#### TASK OBJECTIVE
In the data below, find each line containing the string "JSON" and return it.

#### TASK INPUTS
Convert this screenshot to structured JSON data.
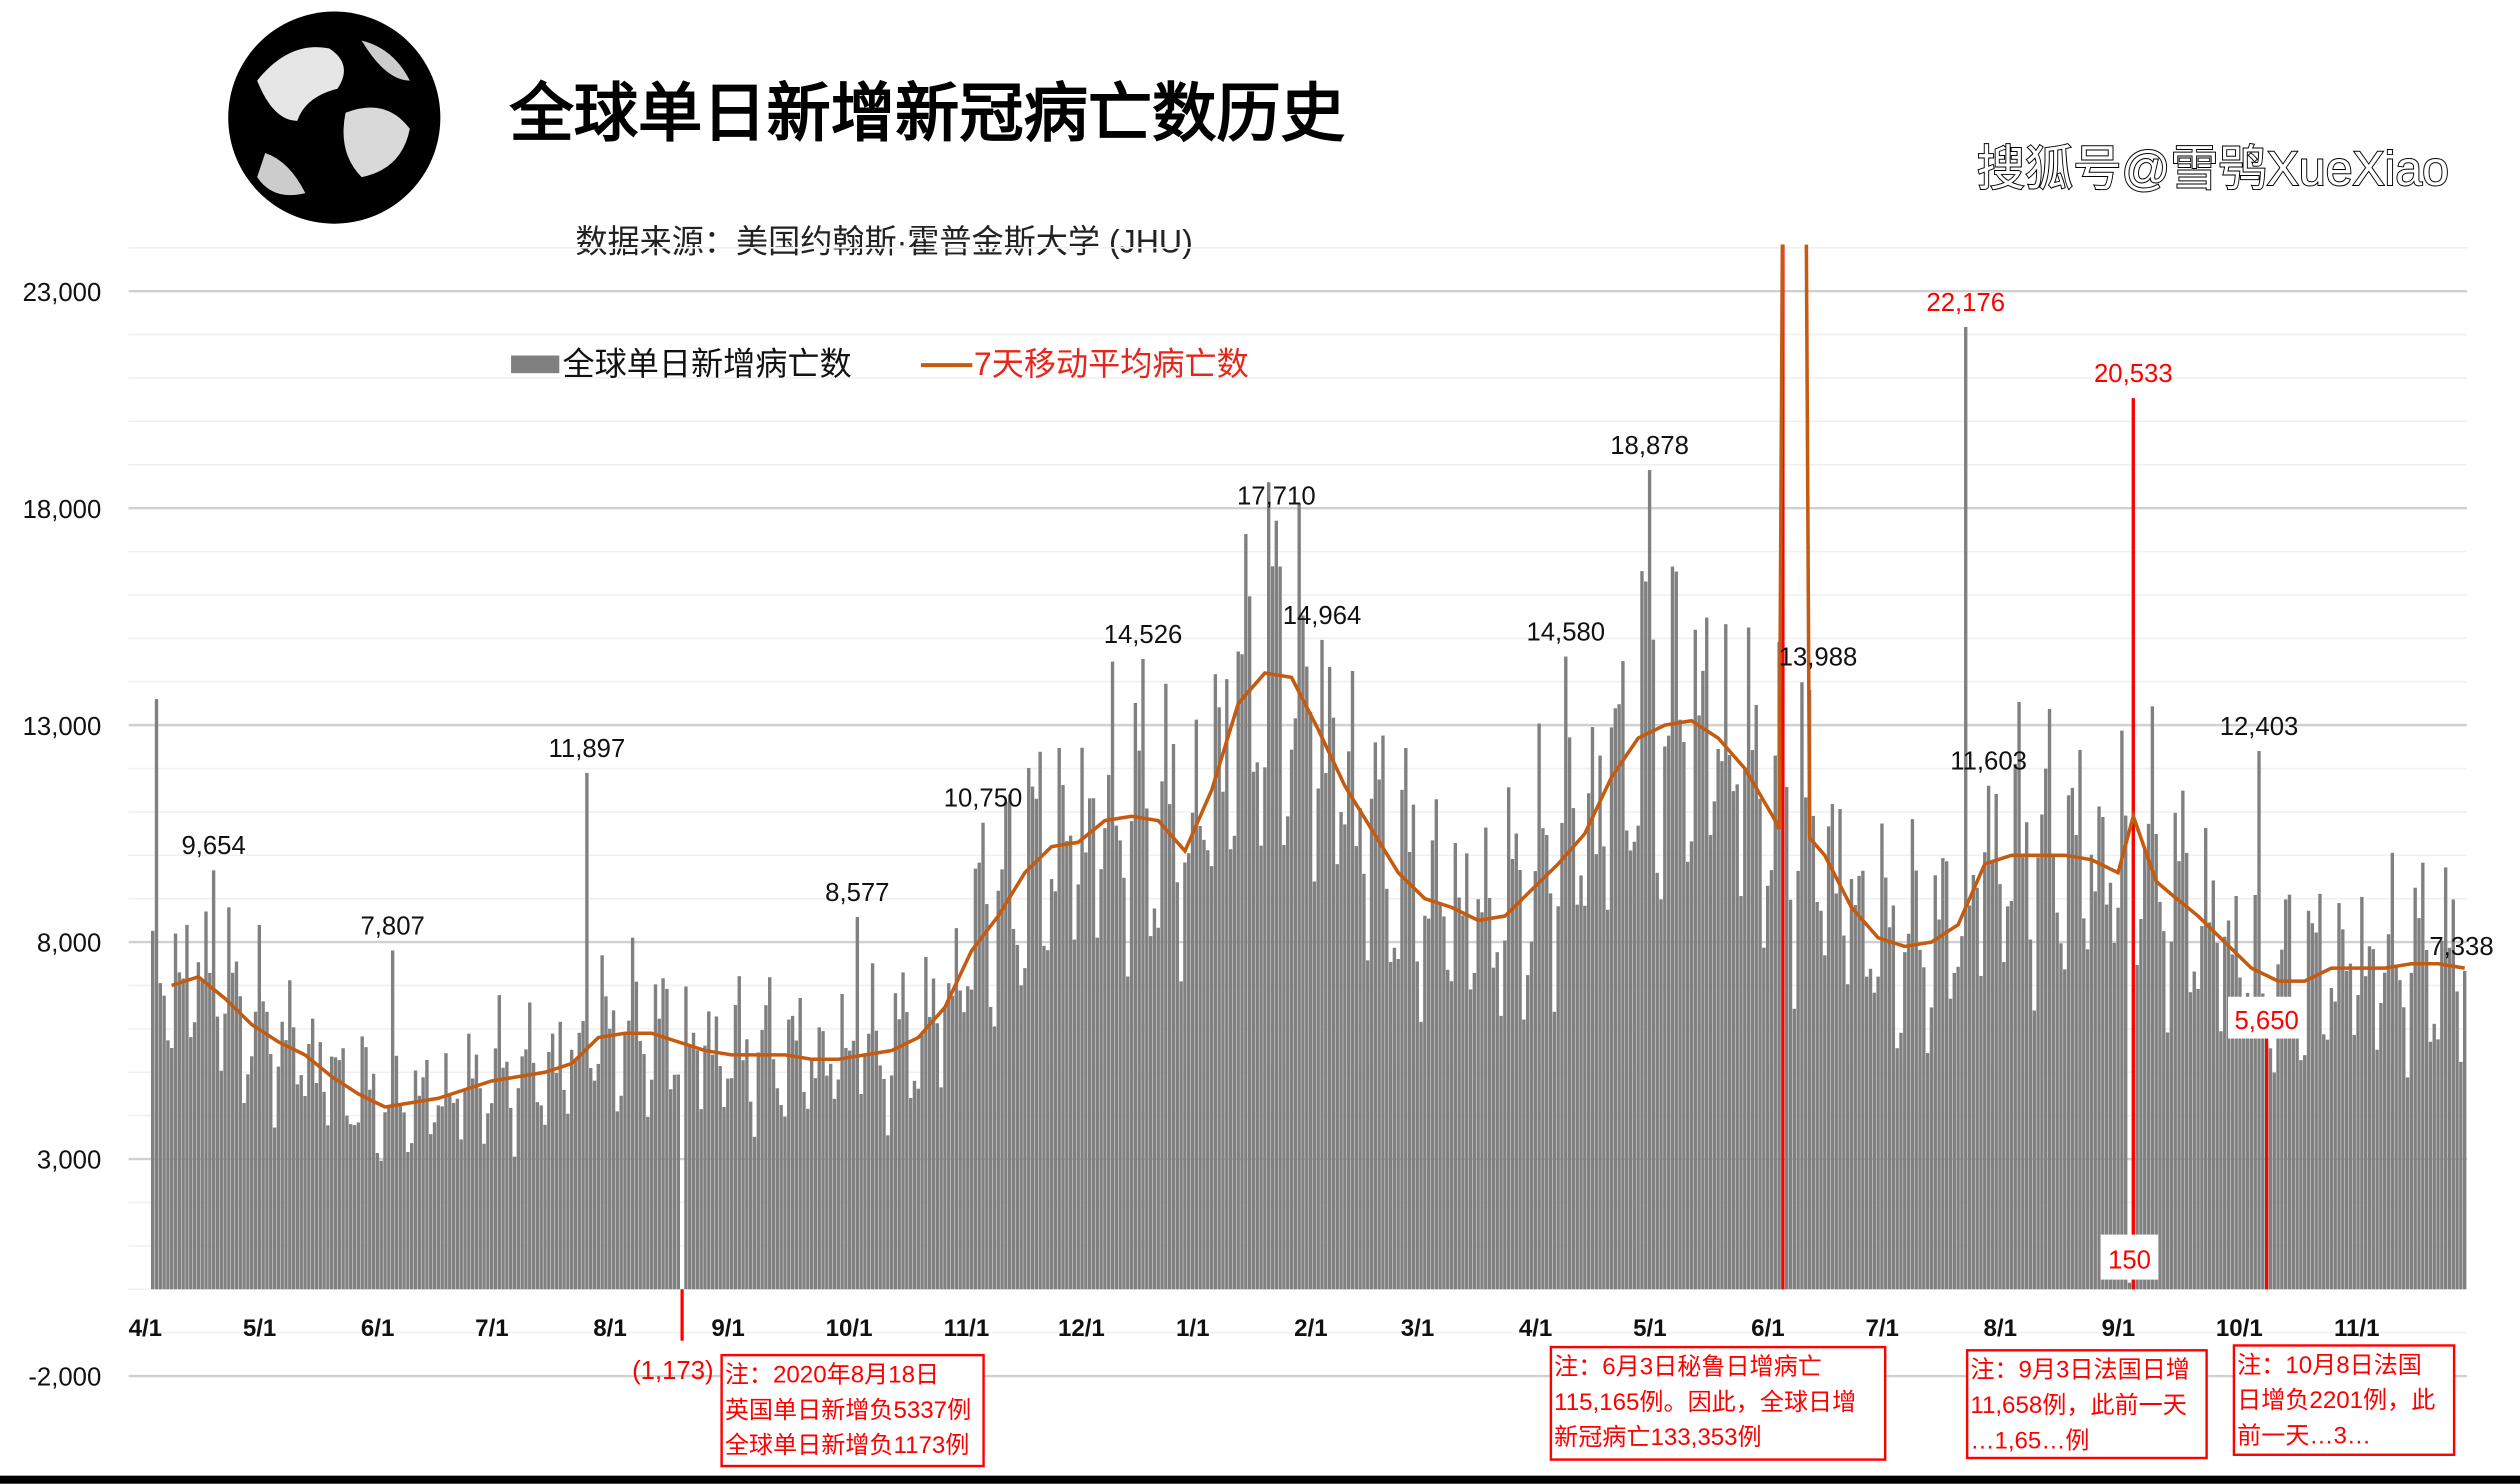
{
  "chart_data": {
    "type": "bar",
    "title": "全球单日新增新冠病亡数历史",
    "subtitle": "数据来源：美国约翰斯·霍普金斯大学 (JHU)",
    "ylim": [
      -2000,
      24000
    ],
    "yticks": [
      23000,
      18000,
      13000,
      8000,
      3000,
      -2000
    ],
    "ytick_labels": [
      "23,000",
      "18,000",
      "13,000",
      "8,000",
      "3,000",
      "-2,000"
    ],
    "xlim": [
      "2020-04-01",
      "2021-11-29"
    ],
    "xticks": [
      "2020-04-01",
      "2020-05-01",
      "2020-06-01",
      "2020-07-01",
      "2020-08-01",
      "2020-09-01",
      "2020-10-01",
      "2020-11-01",
      "2020-12-01",
      "2021-01-01",
      "2021-02-01",
      "2021-03-01",
      "2021-04-01",
      "2021-05-01",
      "2021-06-01",
      "2021-07-01",
      "2021-08-01",
      "2021-09-01",
      "2021-10-01",
      "2021-11-01"
    ],
    "xtick_labels": [
      "4/1",
      "5/1",
      "6/1",
      "7/1",
      "8/1",
      "9/1",
      "10/1",
      "11/1",
      "12/1",
      "1/1",
      "2/1",
      "3/1",
      "4/1",
      "5/1",
      "6/1",
      "7/1",
      "8/1",
      "9/1",
      "10/1",
      "11/1"
    ],
    "grid": true,
    "legend_placement": "top-left",
    "colors": {
      "bars": "#808080",
      "moving_average": "#c55a11",
      "annotation": "#ff0000"
    },
    "legend": {
      "bars": "全球单日新增病亡数",
      "line": "7天移动平均病亡数"
    },
    "series": [
      {
        "name": "7天移动平均病亡数",
        "type": "line",
        "points": [
          [
            "2020-04-06",
            7000
          ],
          [
            "2020-04-13",
            7200
          ],
          [
            "2020-04-20",
            6700
          ],
          [
            "2020-04-27",
            6100
          ],
          [
            "2020-05-04",
            5700
          ],
          [
            "2020-05-11",
            5400
          ],
          [
            "2020-05-18",
            4900
          ],
          [
            "2020-05-25",
            4500
          ],
          [
            "2020-06-01",
            4200
          ],
          [
            "2020-06-08",
            4300
          ],
          [
            "2020-06-15",
            4400
          ],
          [
            "2020-06-22",
            4600
          ],
          [
            "2020-06-29",
            4800
          ],
          [
            "2020-07-06",
            4900
          ],
          [
            "2020-07-13",
            5000
          ],
          [
            "2020-07-20",
            5200
          ],
          [
            "2020-07-27",
            5800
          ],
          [
            "2020-08-03",
            5900
          ],
          [
            "2020-08-10",
            5900
          ],
          [
            "2020-08-17",
            5700
          ],
          [
            "2020-08-24",
            5500
          ],
          [
            "2020-08-31",
            5400
          ],
          [
            "2020-09-07",
            5400
          ],
          [
            "2020-09-14",
            5400
          ],
          [
            "2020-09-21",
            5300
          ],
          [
            "2020-09-28",
            5300
          ],
          [
            "2020-10-05",
            5400
          ],
          [
            "2020-10-12",
            5500
          ],
          [
            "2020-10-19",
            5800
          ],
          [
            "2020-10-26",
            6500
          ],
          [
            "2020-11-02",
            7800
          ],
          [
            "2020-11-09",
            8600
          ],
          [
            "2020-11-16",
            9600
          ],
          [
            "2020-11-23",
            10200
          ],
          [
            "2020-11-30",
            10300
          ],
          [
            "2020-12-07",
            10800
          ],
          [
            "2020-12-14",
            10900
          ],
          [
            "2020-12-21",
            10800
          ],
          [
            "2020-12-28",
            10100
          ],
          [
            "2021-01-04",
            11500
          ],
          [
            "2021-01-11",
            13500
          ],
          [
            "2021-01-18",
            14200
          ],
          [
            "2021-01-25",
            14100
          ],
          [
            "2021-02-01",
            12900
          ],
          [
            "2021-02-08",
            11600
          ],
          [
            "2021-02-15",
            10600
          ],
          [
            "2021-02-22",
            9600
          ],
          [
            "2021-03-01",
            9000
          ],
          [
            "2021-03-08",
            8800
          ],
          [
            "2021-03-15",
            8500
          ],
          [
            "2021-03-22",
            8600
          ],
          [
            "2021-03-29",
            9200
          ],
          [
            "2021-04-05",
            9800
          ],
          [
            "2021-04-12",
            10500
          ],
          [
            "2021-04-19",
            11800
          ],
          [
            "2021-04-26",
            12700
          ],
          [
            "2021-05-03",
            13000
          ],
          [
            "2021-05-10",
            13100
          ],
          [
            "2021-05-17",
            12700
          ],
          [
            "2021-05-24",
            12000
          ],
          [
            "2021-06-01",
            10800
          ],
          [
            "2021-06-02",
            10600
          ],
          [
            "2021-06-03",
            26500
          ],
          [
            "2021-06-09",
            26500
          ],
          [
            "2021-06-10",
            10400
          ],
          [
            "2021-06-14",
            10000
          ],
          [
            "2021-06-21",
            8800
          ],
          [
            "2021-06-28",
            8100
          ],
          [
            "2021-07-05",
            7900
          ],
          [
            "2021-07-12",
            8000
          ],
          [
            "2021-07-19",
            8400
          ],
          [
            "2021-07-26",
            9800
          ],
          [
            "2021-08-02",
            10000
          ],
          [
            "2021-08-09",
            10000
          ],
          [
            "2021-08-16",
            10000
          ],
          [
            "2021-08-23",
            9900
          ],
          [
            "2021-08-30",
            9600
          ],
          [
            "2021-09-03",
            10900
          ],
          [
            "2021-09-09",
            9400
          ],
          [
            "2021-09-13",
            9100
          ],
          [
            "2021-09-20",
            8600
          ],
          [
            "2021-09-27",
            8000
          ],
          [
            "2021-10-04",
            7400
          ],
          [
            "2021-10-11",
            7100
          ],
          [
            "2021-10-18",
            7100
          ],
          [
            "2021-10-25",
            7400
          ],
          [
            "2021-11-01",
            7400
          ],
          [
            "2021-11-08",
            7400
          ],
          [
            "2021-11-15",
            7500
          ],
          [
            "2021-11-22",
            7500
          ],
          [
            "2021-11-29",
            7400
          ]
        ]
      },
      {
        "name": "全球单日新增病亡数",
        "type": "bar",
        "labeled_points": [
          {
            "date": "2020-04-02",
            "value": 13600,
            "label": ""
          },
          {
            "date": "2020-04-17",
            "value": 9654,
            "label": "9,654"
          },
          {
            "date": "2020-06-03",
            "value": 7807,
            "label": "7,807"
          },
          {
            "date": "2020-07-24",
            "value": 11897,
            "label": "11,897"
          },
          {
            "date": "2020-08-18",
            "value": -1173,
            "label": "(1,173)"
          },
          {
            "date": "2020-10-03",
            "value": 8577,
            "label": "8,577"
          },
          {
            "date": "2020-11-05",
            "value": 10750,
            "label": "10,750"
          },
          {
            "date": "2020-12-17",
            "value": 14526,
            "label": "14,526"
          },
          {
            "date": "2021-01-21",
            "value": 17710,
            "label": "17,710"
          },
          {
            "date": "2021-02-02",
            "value": 14964,
            "label": "14,964"
          },
          {
            "date": "2021-04-07",
            "value": 14580,
            "label": "14,580"
          },
          {
            "date": "2021-04-29",
            "value": 18878,
            "label": "18,878"
          },
          {
            "date": "2021-06-03",
            "value": 133353,
            "label": ""
          },
          {
            "date": "2021-06-08",
            "value": 13988,
            "label": "13,988"
          },
          {
            "date": "2021-07-21",
            "value": 22176,
            "label": "22,176"
          },
          {
            "date": "2021-07-27",
            "value": 11603,
            "label": "11,603"
          },
          {
            "date": "2021-09-02",
            "value": 150,
            "label": "150"
          },
          {
            "date": "2021-09-03",
            "value": 20533,
            "label": "20,533"
          },
          {
            "date": "2021-10-06",
            "value": 12403,
            "label": "12,403"
          },
          {
            "date": "2021-10-08",
            "value": 5650,
            "label": "5,650"
          },
          {
            "date": "2021-11-29",
            "value": 7338,
            "label": "7,338"
          }
        ]
      }
    ],
    "annotations": [
      {
        "lines": [
          "注：2020年8月18日",
          "英国单日新增负5337例",
          "全球单日新增负1173例"
        ]
      },
      {
        "lines": [
          "注：6月3日秘鲁日增病亡",
          "115,165例。因此，全球日增",
          "新冠病亡133,353例"
        ]
      },
      {
        "lines": [
          "注：9月3日法国日增",
          "11,658例，此前一天",
          "…1,65…例"
        ]
      },
      {
        "lines": [
          "注：10月8日法国",
          "日增负2201例，此",
          "前一天…3…"
        ]
      }
    ]
  },
  "watermark": "搜狐号@雪鸮XueXiao"
}
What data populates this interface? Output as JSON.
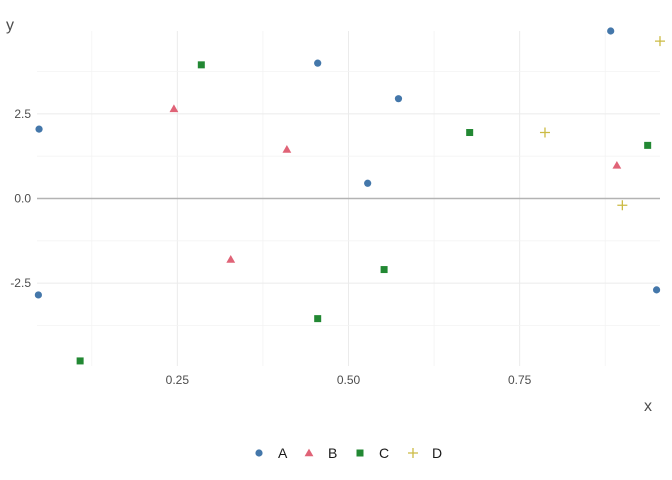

#### THE OUTPUT
Convert this screenshot to structured JSON data.
What data populates this interface? Output as JSON.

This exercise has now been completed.